From the entries below, copy out every line with "condensadores" in it.

Dataset entries >>
════

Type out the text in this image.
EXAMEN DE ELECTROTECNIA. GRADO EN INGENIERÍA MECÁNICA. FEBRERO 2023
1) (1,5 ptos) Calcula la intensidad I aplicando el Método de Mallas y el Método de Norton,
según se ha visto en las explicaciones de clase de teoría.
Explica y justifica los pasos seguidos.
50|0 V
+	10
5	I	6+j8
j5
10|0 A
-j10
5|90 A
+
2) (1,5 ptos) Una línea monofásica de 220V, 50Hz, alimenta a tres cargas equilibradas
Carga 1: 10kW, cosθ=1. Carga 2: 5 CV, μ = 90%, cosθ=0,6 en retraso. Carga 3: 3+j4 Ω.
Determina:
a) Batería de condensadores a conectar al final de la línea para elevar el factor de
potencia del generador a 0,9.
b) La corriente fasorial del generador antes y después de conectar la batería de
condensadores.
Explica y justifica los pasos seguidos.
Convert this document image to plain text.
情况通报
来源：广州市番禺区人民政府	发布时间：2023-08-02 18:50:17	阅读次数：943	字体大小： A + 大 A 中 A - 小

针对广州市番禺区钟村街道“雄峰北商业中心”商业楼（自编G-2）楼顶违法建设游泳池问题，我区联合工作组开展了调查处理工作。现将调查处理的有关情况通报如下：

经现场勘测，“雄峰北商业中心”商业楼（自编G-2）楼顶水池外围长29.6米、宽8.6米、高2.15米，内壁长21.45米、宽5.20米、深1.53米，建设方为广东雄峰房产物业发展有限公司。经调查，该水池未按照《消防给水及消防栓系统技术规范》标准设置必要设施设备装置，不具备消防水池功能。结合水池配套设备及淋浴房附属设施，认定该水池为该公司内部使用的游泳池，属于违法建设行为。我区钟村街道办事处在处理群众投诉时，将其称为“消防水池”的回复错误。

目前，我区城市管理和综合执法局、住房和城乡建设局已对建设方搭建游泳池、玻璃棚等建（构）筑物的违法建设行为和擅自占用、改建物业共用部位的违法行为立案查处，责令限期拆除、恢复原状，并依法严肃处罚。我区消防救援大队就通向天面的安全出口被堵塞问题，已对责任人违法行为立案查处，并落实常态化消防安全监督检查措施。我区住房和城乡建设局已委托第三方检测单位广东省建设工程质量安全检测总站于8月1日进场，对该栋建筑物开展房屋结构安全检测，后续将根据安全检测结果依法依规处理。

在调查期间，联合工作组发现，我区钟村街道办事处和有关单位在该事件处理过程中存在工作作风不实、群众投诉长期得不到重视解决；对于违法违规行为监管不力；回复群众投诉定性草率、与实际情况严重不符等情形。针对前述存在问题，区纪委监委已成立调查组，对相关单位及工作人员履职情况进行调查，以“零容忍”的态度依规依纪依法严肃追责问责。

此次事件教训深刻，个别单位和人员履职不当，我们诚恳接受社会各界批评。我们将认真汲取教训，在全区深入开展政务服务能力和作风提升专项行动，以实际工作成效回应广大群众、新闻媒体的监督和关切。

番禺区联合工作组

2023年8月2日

════

TASK RESULT >>
a) Batería de condensadores a conectar al final de la línea para elevar el factor de
condensadores.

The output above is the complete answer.